Your objective — Extract the complete data exactly as given.

(Stored records)
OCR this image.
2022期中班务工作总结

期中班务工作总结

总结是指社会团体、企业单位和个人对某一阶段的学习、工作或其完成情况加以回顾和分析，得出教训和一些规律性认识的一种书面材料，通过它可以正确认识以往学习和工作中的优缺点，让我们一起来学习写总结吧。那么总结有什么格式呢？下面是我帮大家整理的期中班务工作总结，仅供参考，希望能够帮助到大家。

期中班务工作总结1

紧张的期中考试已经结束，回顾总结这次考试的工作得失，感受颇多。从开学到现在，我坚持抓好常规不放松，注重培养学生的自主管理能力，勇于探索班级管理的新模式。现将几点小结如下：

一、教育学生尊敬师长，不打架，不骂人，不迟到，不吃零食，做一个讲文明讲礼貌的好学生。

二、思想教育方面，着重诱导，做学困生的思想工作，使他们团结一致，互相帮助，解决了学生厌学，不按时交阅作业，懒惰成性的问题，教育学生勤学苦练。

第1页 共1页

Response below —
OCR this image.
2022期中班务工作总结

期中班务工作总结

总结是指社会团体、企业单位和个人对某一阶段的学习、工作或其完成情况加以回顾和分析，得出教训和一些规律性认识的一种书面材料，通过它可以正确认识以往学习和工作中的优缺点，让我们一起来学习写总结吧。那么总结有什么格式呢？下面是我帮大家整理的期中班务工作总结，仅供参考，希望能够帮助到大家。

期中班务工作总结1

紧张的期中考试已经结束，回顾总结这次考试的工作得失，感受颇多。从开学到现在，我坚持抓好常规不放松，注重培养学生的自主管理能力，勇于探索班级管理的新模式。现将几点小结如下：

一、教育学生尊敬师长，不打架，不骂人，不迟到，不吃零食，做一个讲文明讲礼貌的好学生。

二、思想教育方面，着重诱导，做学困生的思想工作，使他们团结一致，互相帮助，解决了学生厌学，不按时交阅作业，懒惰成性的问题，教育学生勤学苦练。

第1页 共1页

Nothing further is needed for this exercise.